What is required: Rewrite the part of the text on Alabama's national championships that begins at "In the end, the" and stops after "in the issue.", replacing "guessing game" with "matter of opinion".

Page:
····················

In the end, the biggest problem is that we have a field of around 120 football teams who play 12-14 games a season with minimal overlap. Choosing the “best” or “most deserving” team is always going to be a guessing game and to suggest that any one poll is so vastly superior to all others ignores the real complexity inherent in the issue.

That’s an unsatisfying answer, but where does it leave us? When compiling a list of a team’s national championships, the only fair question is this one: does the team have a reasonable claim that they were the best or most deserving in a given year? If the answer is yes, it makes sense to allow their non-exclusive claim to the title.

There will still be debate about whether a team’s claim is reasonable, but where the answer to the question is a subjective one it makes sense to use a subjective standard.

This standard gets us around the silliness that you often see when critics question the validity of Alabama’s national championships, such as claiming that there were no champions prior to the introduction of the AP poll in 1936 — as though the concept of “best” didn’t exist until a group of sportswriters got together to say it did. It also allows us to side-step the debate about which polling method is best and whether or not another team has a more legitimate claim.

On the NCAA’s old championship list page (which disappeared before the Tide’s 2009 championship), Alabama was listed 17 times — five more than the school’s media guide claimed. Alabama currently claims 15 titles: 1925, 1926, 1930, 1934, 1941, 1961, 1964, 1965, 1973, 1978, 1979, 1992, 2009, 2011, and 2012. We’ll take a look at each of them, as well as some other years, to see if we can settle the age-old question: Got 15?

····················

Supplied data:
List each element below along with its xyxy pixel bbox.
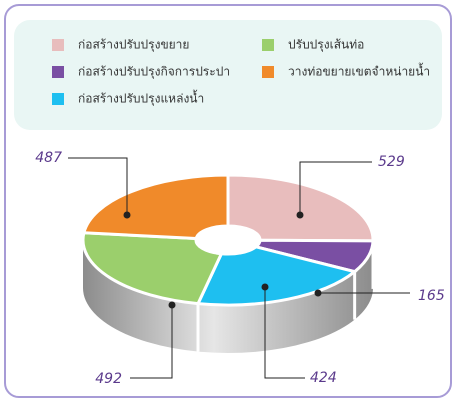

····················

Answer in full:
In the end, the biggest problem is that we have a field of around 120 football teams who play 12-14 games a season with minimal overlap. Choosing the “best” or “most deserving” team is always going to be a matter of opinion and to suggest that any one poll is so vastly superior to all others ignores the real complexity inherent in the issue.